→ Data for analysis:
________________________
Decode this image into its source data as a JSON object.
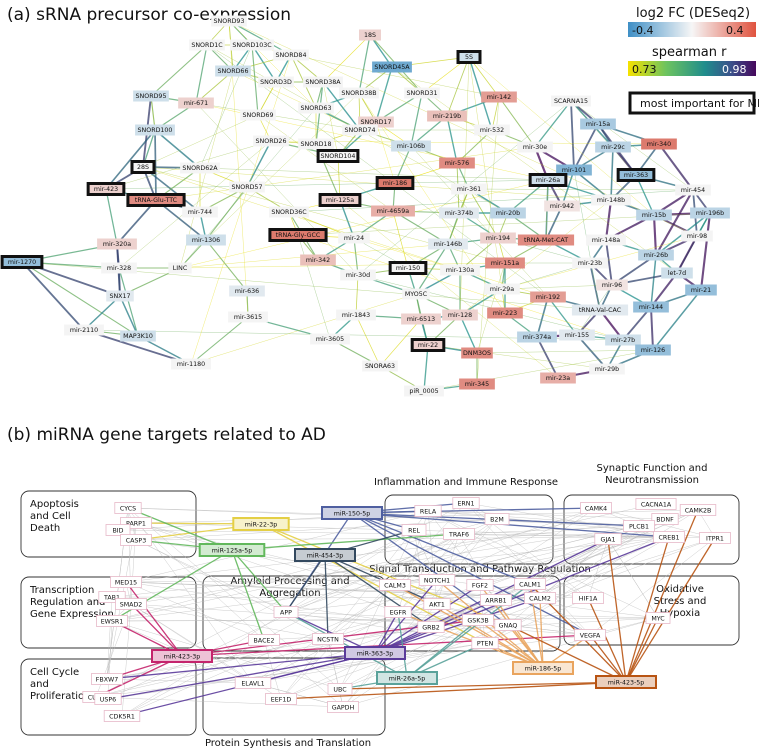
{
  "panel_a": {
    "title": "(a) sRNA precursor co-expression",
    "legend": {
      "fc_title": "log2 FC (DESeq2)",
      "fc_min": "-0.4",
      "fc_max": "0.4",
      "r_title": "spearman r",
      "r_min": "0.73",
      "r_max": "0.98",
      "important_label": "most important for ML"
    },
    "colors": {
      "fc_low": "#5b9ecb",
      "fc_mid": "#f4f4f4",
      "fc_high": "#d9685a",
      "r_low": "#f2e100",
      "r_mid": "#20908d",
      "r_high": "#440154"
    },
    "nodes": [
      {
        "label": "SNORD93",
        "fc": 0.0
      },
      {
        "label": "SNORD1C",
        "fc": 0.0
      },
      {
        "label": "SNORD103C",
        "fc": 0.0
      },
      {
        "label": "SNORD84",
        "fc": 0.0
      },
      {
        "label": "18S",
        "fc": 0.1
      },
      {
        "label": "5S",
        "fc": -0.1,
        "important": true
      },
      {
        "label": "SNORD66",
        "fc": -0.1
      },
      {
        "label": "SNORD3D",
        "fc": 0.0
      },
      {
        "label": "SNORD38A",
        "fc": 0.0
      },
      {
        "label": "SNORD45A",
        "fc": -0.35
      },
      {
        "label": "SNORD95",
        "fc": -0.1
      },
      {
        "label": "mir-671",
        "fc": 0.1
      },
      {
        "label": "SNORD63",
        "fc": 0.0
      },
      {
        "label": "SNORD38B",
        "fc": 0.0
      },
      {
        "label": "SNORD31",
        "fc": 0.0
      },
      {
        "label": "mir-142",
        "fc": 0.25
      },
      {
        "label": "SCARNA15",
        "fc": 0.0
      },
      {
        "label": "SNORD100",
        "fc": -0.1
      },
      {
        "label": "SNORD69",
        "fc": 0.0
      },
      {
        "label": "SNORD17",
        "fc": 0.1
      },
      {
        "label": "mir-219b",
        "fc": 0.15
      },
      {
        "label": "mir-15a",
        "fc": -0.2
      },
      {
        "label": "SNORD26",
        "fc": 0.0
      },
      {
        "label": "SNORD18",
        "fc": 0.0
      },
      {
        "label": "SNORD74",
        "fc": 0.0
      },
      {
        "label": "mir-532",
        "fc": 0.0
      },
      {
        "label": "mir-29c",
        "fc": -0.15
      },
      {
        "label": "mir-340",
        "fc": 0.35
      },
      {
        "label": "28S",
        "fc": 0.0,
        "important": true
      },
      {
        "label": "SNORD62A",
        "fc": 0.0
      },
      {
        "label": "SNORD104",
        "fc": 0.0,
        "important": true
      },
      {
        "label": "mir-106b",
        "fc": -0.1
      },
      {
        "label": "mir-576",
        "fc": 0.3
      },
      {
        "label": "mir-30e",
        "fc": 0.0
      },
      {
        "label": "mir-101",
        "fc": -0.3
      },
      {
        "label": "mir-363",
        "fc": -0.25,
        "important": true
      },
      {
        "label": "mir-423",
        "fc": 0.1,
        "important": true
      },
      {
        "label": "tRNA-Glu-TTC",
        "fc": 0.3,
        "important": true
      },
      {
        "label": "SNORD57",
        "fc": 0.0
      },
      {
        "label": "mir-186",
        "fc": 0.35,
        "important": true
      },
      {
        "label": "mir-361",
        "fc": 0.0
      },
      {
        "label": "mir-26a",
        "fc": -0.1,
        "important": true
      },
      {
        "label": "mir-454",
        "fc": 0.0
      },
      {
        "label": "mir-942",
        "fc": 0.05
      },
      {
        "label": "mir-148b",
        "fc": 0.0
      },
      {
        "label": "mir-196b",
        "fc": -0.15
      },
      {
        "label": "mir-744",
        "fc": 0.0
      },
      {
        "label": "SNORD36C",
        "fc": 0.0
      },
      {
        "label": "mir-125a",
        "fc": 0.1,
        "important": true
      },
      {
        "label": "mir-4659a",
        "fc": 0.2
      },
      {
        "label": "mir-374b",
        "fc": -0.05
      },
      {
        "label": "mir-20b",
        "fc": -0.15
      },
      {
        "label": "mir-15b",
        "fc": -0.15
      },
      {
        "label": "mir-1270",
        "fc": -0.25,
        "important": true
      },
      {
        "label": "mir-320a",
        "fc": 0.1
      },
      {
        "label": "mir-1306",
        "fc": -0.1
      },
      {
        "label": "tRNA-Gly-GCC",
        "fc": 0.35,
        "important": true
      },
      {
        "label": "mir-24",
        "fc": 0.0
      },
      {
        "label": "mir-146b",
        "fc": -0.05
      },
      {
        "label": "mir-194",
        "fc": 0.1
      },
      {
        "label": "tRNA-Met-CAT",
        "fc": 0.3
      },
      {
        "label": "mir-148a",
        "fc": 0.0
      },
      {
        "label": "mir-98",
        "fc": 0.0
      },
      {
        "label": "mir-328",
        "fc": 0.0
      },
      {
        "label": "LINC",
        "fc": 0.0
      },
      {
        "label": "mir-342",
        "fc": 0.15
      },
      {
        "label": "mir-150",
        "fc": 0.0,
        "important": true
      },
      {
        "label": "mir-130a",
        "fc": 0.0
      },
      {
        "label": "mir-151a",
        "fc": 0.3
      },
      {
        "label": "mir-23b",
        "fc": 0.0
      },
      {
        "label": "mir-26b",
        "fc": -0.15
      },
      {
        "label": "let-7d",
        "fc": -0.1
      },
      {
        "label": "SNX17",
        "fc": -0.05
      },
      {
        "label": "mir-30d",
        "fc": 0.0
      },
      {
        "label": "mir-636",
        "fc": -0.05
      },
      {
        "label": "MYO5C",
        "fc": 0.0
      },
      {
        "label": "mir-29a",
        "fc": 0.0
      },
      {
        "label": "mir-192",
        "fc": 0.25
      },
      {
        "label": "mir-96",
        "fc": 0.05
      },
      {
        "label": "mir-21",
        "fc": -0.25
      },
      {
        "label": "mir-3615",
        "fc": 0.0
      },
      {
        "label": "mir-1843",
        "fc": 0.0
      },
      {
        "label": "mir-6513",
        "fc": 0.1
      },
      {
        "label": "mir-128",
        "fc": 0.1
      },
      {
        "label": "mir-223",
        "fc": 0.3
      },
      {
        "label": "tRNA-Val-CAC",
        "fc": -0.05
      },
      {
        "label": "mir-144",
        "fc": -0.25
      },
      {
        "label": "mir-2110",
        "fc": 0.0
      },
      {
        "label": "MAP3K10",
        "fc": -0.1
      },
      {
        "label": "mir-3605",
        "fc": 0.0
      },
      {
        "label": "mir-22",
        "fc": 0.1,
        "important": true
      },
      {
        "label": "mir-374a",
        "fc": -0.15
      },
      {
        "label": "mir-155",
        "fc": -0.05
      },
      {
        "label": "mir-27b",
        "fc": -0.1
      },
      {
        "label": "mir-126",
        "fc": -0.25
      },
      {
        "label": "mir-1180",
        "fc": 0.0
      },
      {
        "label": "SNORA63",
        "fc": 0.0
      },
      {
        "label": "DNM3OS",
        "fc": 0.3
      },
      {
        "label": "mir-29b",
        "fc": 0.0
      },
      {
        "label": "mir-345",
        "fc": 0.3
      },
      {
        "label": "mir-23a",
        "fc": 0.2
      },
      {
        "label": "piR_0005",
        "fc": 0.0
      }
    ]
  },
  "panel_b": {
    "title": "(b) miRNA gene targets related to AD",
    "groups": [
      {
        "id": "apoptosis",
        "lines": [
          "Apoptosis",
          "and Cell",
          "Death"
        ]
      },
      {
        "id": "inflammation",
        "lines": [
          "Inflammation and Immune Response"
        ]
      },
      {
        "id": "synaptic",
        "lines": [
          "Synaptic Function and",
          "Neurotransmission"
        ]
      },
      {
        "id": "transcription",
        "lines": [
          "Transcription",
          "Regulation and",
          "Gene Expression"
        ]
      },
      {
        "id": "amyloid",
        "lines": [
          "Amyloid Processing and",
          "Aggregation"
        ]
      },
      {
        "id": "signal",
        "lines": [
          "Signal Transduction and Pathway Regulation"
        ]
      },
      {
        "id": "oxidative",
        "lines": [
          "Oxidative",
          "Stress and",
          "Hypoxia"
        ]
      },
      {
        "id": "cellcycle",
        "lines": [
          "Cell Cycle",
          "and",
          "Proliferation"
        ]
      },
      {
        "id": "protein",
        "lines": [
          "Protein Synthesis and Translation"
        ]
      }
    ],
    "mirnas": [
      {
        "label": "miR-150-5p",
        "color": "#4f5fa0"
      },
      {
        "label": "miR-22-3p",
        "color": "#e4cf45"
      },
      {
        "label": "miR-125a-5p",
        "color": "#62b85c"
      },
      {
        "label": "miR-454-3p",
        "color": "#33495f"
      },
      {
        "label": "miR-423-3p",
        "color": "#c4246c"
      },
      {
        "label": "miR-363-3p",
        "color": "#5a3a9a"
      },
      {
        "label": "miR-186-5p",
        "color": "#e9a45e"
      },
      {
        "label": "miR-26a-5p",
        "color": "#5aa29a"
      },
      {
        "label": "miR-423-5p",
        "color": "#b85413"
      }
    ],
    "genes": [
      "CYCS",
      "PARP1",
      "BID",
      "CASP3",
      "RELA",
      "ERN1",
      "REL",
      "B2M",
      "TRAF6",
      "CAMK4",
      "CACNA1A",
      "BDNF",
      "CAMK2B",
      "PLCB1",
      "GJA1",
      "CREB1",
      "ITPR1",
      "MED15",
      "TAB1",
      "SMAD2",
      "EWSR1",
      "APP",
      "BACE2",
      "NCSTN",
      "CALM3",
      "NOTCH1",
      "FGF2",
      "CALM1",
      "EGFR",
      "AKT1",
      "ARRB1",
      "CALM2",
      "GRB2",
      "GSK3B",
      "GNAQ",
      "PTEN",
      "HIF1A",
      "VEGFA",
      "MYC",
      "FBXW7",
      "CUL3",
      "USP6",
      "CDK5R1",
      "ELAVL1",
      "EEF1D",
      "UBC",
      "GAPDH"
    ]
  }
}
________________________
→ Exercise description: Scan the records for the string "Regulation" and report each line where it occurs.

→ Result of the task:
          "Regulation and",
          "Signal Transduction and Pathway Regulation"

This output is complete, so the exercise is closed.